DIRECTIONS FOR THIS TASK: In the following material, identify every line holding the string "marital" and return it.

* begin TASK INPUTS *

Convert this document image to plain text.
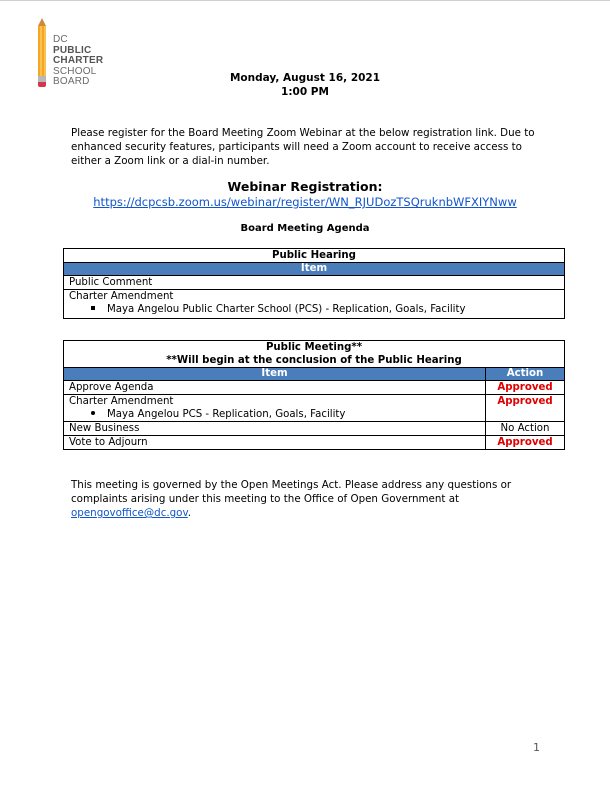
DC
PUBLIC
CHARTER
SCHOOL
BOARD	Monday, August 16, 2021
1:00 PM
Please register for the Board Meeting Zoom Webinar at the below registration link. Due to enhanced security features, participants will need a Zoom account to receive access to either a Zoom link or a dial-in number.
Webinar Registration:
https://dcpcsb.zoom.us/webinar/register/WN_RJUDozTSQruknbWFXIYNww
Board Meeting Agenda
Public Hearing
Item
Public Comment
Charter Amendment
Maya Angelou Public Charter School (PCS) - Replication, Goals, Facility
Public Meeting**
**Will begin at the conclusion of the Public Hearing	

Item	Action
Approve Agenda	Approved
Charter Amendment
Maya Angelou PCS - Replication, Goals, Facility	Approved
New Business	No Action
Vote to Adjourn	Approved
This meeting is governed by the Open Meetings Act. Please address any questions or complaints arising under this meeting to the Office of Open Government at opengovoffice@dc.gov.
1
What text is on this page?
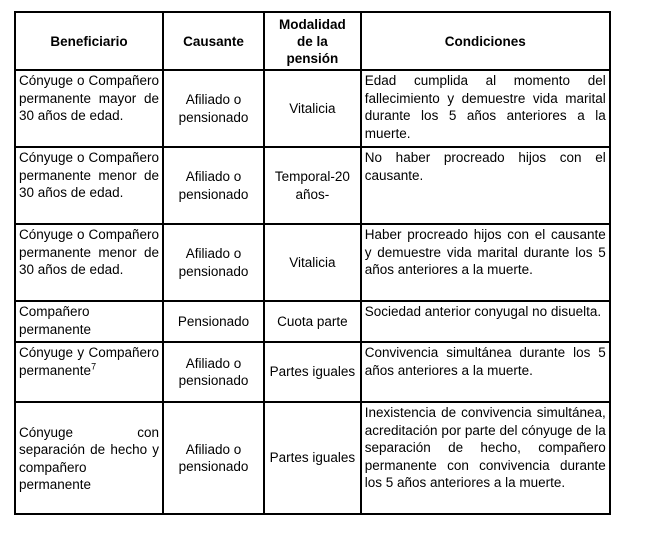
Beneficiario	Causante	Modalidad de la pensión	Condiciones
Cónyuge o Compañero permanente mayor de 30 años de edad.	Afiliado o pensionado	Vitalicia	Edad cumplida al momento del fallecimiento y demuestre vida marital durante los 5 años anteriores a la muerte.
Cónyuge o Compañero permanente menor de 30 años de edad.	Afiliado o pensionado	Temporal-20 años-	No haber procreado hijos con el causante.
Cónyuge o Compañero permanente menor de 30 años de edad.	Afiliado o pensionado	Vitalicia	Haber procreado hijos con el causante y demuestre vida marital durante los 5 años anteriores a la muerte.
Compañero permanente	Pensionado	Cuota parte	Sociedad anterior conyugal no disuelta.
Cónyuge y Compañero permanente$^7$	Afiliado o pensionado	Partes iguales	Convivencia simultánea durante los 5 años anteriores a la muerte.
Cónyuge con separación de hecho y compañero permanente	Afiliado o pensionado	Partes iguales	Inexistencia de convivencia simultánea, acreditación por parte del cónyuge de la separación de hecho, compañero permanente con convivencia durante los 5 años anteriores a la muerte.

* end TASK INPUTS *

THE OUTPUT:
Cónyuge o Compañero permanente mayor de 30 años de edad.	Afiliado o pensionado	Vitalicia	Edad cumplida al momento del fallecimiento y demuestre vida marital durante los 5 años anteriores a la muerte.
Cónyuge o Compañero permanente menor de 30 años de edad.	Afiliado o pensionado	Vitalicia	Haber procreado hijos con el causante y demuestre vida marital durante los 5 años anteriores a la muerte.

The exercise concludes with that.